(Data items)
◇ ◇ ◇ ◇
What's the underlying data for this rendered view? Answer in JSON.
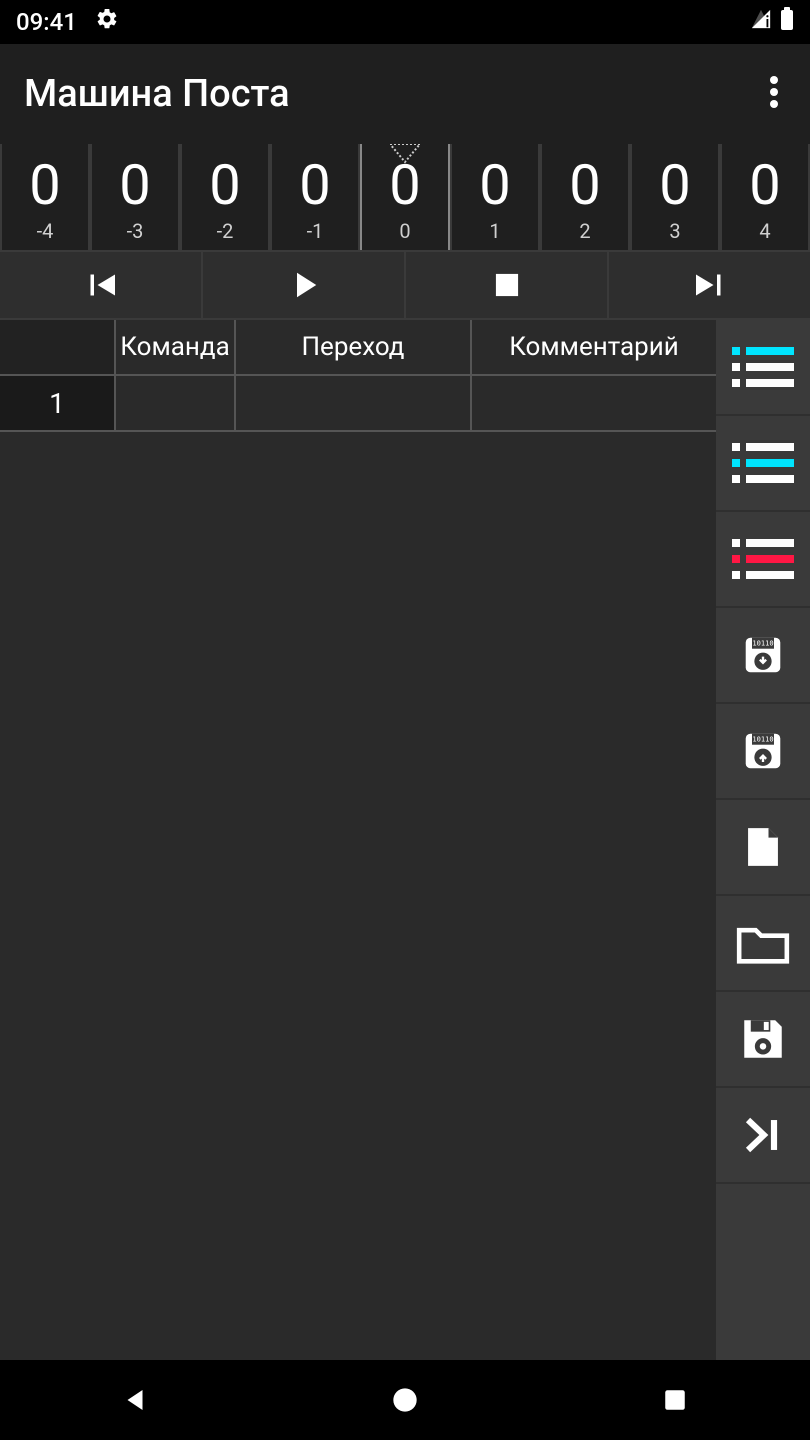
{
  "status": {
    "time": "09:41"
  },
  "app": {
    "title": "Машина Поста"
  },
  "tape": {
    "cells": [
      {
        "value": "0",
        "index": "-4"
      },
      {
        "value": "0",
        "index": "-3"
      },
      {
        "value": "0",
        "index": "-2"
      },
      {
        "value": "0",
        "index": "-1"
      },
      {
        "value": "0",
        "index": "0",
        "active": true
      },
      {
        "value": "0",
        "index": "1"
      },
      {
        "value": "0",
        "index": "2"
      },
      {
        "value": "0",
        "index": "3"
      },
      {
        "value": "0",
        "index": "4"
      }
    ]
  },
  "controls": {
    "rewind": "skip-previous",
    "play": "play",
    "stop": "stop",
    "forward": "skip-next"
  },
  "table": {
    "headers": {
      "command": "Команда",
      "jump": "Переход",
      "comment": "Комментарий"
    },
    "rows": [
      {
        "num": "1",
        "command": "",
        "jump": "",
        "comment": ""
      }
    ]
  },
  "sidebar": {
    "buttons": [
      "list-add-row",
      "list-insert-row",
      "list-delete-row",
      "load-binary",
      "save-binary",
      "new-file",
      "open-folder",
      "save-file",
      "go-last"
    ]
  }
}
◇ ◇ ◇ ◇
» Task brief: What comes back should match the records exactly, minus any pictures.

» Answer to this problem:
What's the underlying data for this rendered view? Answer in JSON.
{
  "status": {
    "time": "09:41"
  },
  "app": {
    "title": "Машина Поста"
  },
  "tape": {
    "cells": [
      {
        "value": "0",
        "index": "-4"
      },
      {
        "value": "0",
        "index": "-3"
      },
      {
        "value": "0",
        "index": "-2"
      },
      {
        "value": "0",
        "index": "-1"
      },
      {
        "value": "0",
        "index": "0",
        "active": true
      },
      {
        "value": "0",
        "index": "1"
      },
      {
        "value": "0",
        "index": "2"
      },
      {
        "value": "0",
        "index": "3"
      },
      {
        "value": "0",
        "index": "4"
      }
    ]
  },
  "controls": {
    "rewind": "skip-previous",
    "play": "play",
    "stop": "stop",
    "forward": "skip-next"
  },
  "table": {
    "headers": {
      "command": "Команда",
      "jump": "Переход",
      "comment": "Комментарий"
    },
    "rows": [
      {
        "num": "1",
        "command": "",
        "jump": "",
        "comment": ""
      }
    ]
  },
  "sidebar": {
    "buttons": [
      "list-add-row",
      "list-insert-row",
      "list-delete-row",
      "load-binary",
      "save-binary",
      "new-file",
      "open-folder",
      "save-file",
      "go-last"
    ]
  }
}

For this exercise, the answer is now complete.